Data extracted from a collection
(begin)

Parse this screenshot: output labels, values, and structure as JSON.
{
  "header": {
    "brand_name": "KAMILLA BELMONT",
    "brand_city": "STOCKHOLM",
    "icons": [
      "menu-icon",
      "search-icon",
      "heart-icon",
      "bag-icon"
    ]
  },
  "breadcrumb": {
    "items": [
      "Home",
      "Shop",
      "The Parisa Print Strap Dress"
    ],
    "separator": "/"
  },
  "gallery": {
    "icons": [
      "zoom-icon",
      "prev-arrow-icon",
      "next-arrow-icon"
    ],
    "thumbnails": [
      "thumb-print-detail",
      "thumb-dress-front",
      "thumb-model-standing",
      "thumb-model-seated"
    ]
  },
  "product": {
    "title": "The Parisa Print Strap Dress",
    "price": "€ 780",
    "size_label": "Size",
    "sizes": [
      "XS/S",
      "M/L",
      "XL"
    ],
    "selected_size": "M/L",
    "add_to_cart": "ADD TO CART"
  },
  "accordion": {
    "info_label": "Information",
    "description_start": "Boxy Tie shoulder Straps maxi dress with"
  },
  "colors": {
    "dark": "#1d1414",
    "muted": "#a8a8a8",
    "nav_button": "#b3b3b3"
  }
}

(end)

> _REQUIREMENTS_: All of the data must be returned exactly.

> _RESULT OF THIS EXERCISE_:
Parse this screenshot: output labels, values, and structure as JSON.
{
  "header": {
    "brand_name": "KAMILLA BELMONT",
    "brand_city": "STOCKHOLM",
    "icons": [
      "menu-icon",
      "search-icon",
      "heart-icon",
      "bag-icon"
    ]
  },
  "breadcrumb": {
    "items": [
      "Home",
      "Shop",
      "The Parisa Print Strap Dress"
    ],
    "separator": "/"
  },
  "gallery": {
    "icons": [
      "zoom-icon",
      "prev-arrow-icon",
      "next-arrow-icon"
    ],
    "thumbnails": [
      "thumb-print-detail",
      "thumb-dress-front",
      "thumb-model-standing",
      "thumb-model-seated"
    ]
  },
  "product": {
    "title": "The Parisa Print Strap Dress",
    "price": "€ 780",
    "size_label": "Size",
    "sizes": [
      "XS/S",
      "M/L",
      "XL"
    ],
    "selected_size": "M/L",
    "add_to_cart": "ADD TO CART"
  },
  "accordion": {
    "info_label": "Information",
    "description_start": "Boxy Tie shoulder Straps maxi dress with"
  },
  "colors": {
    "dark": "#1d1414",
    "muted": "#a8a8a8",
    "nav_button": "#b3b3b3"
  }
}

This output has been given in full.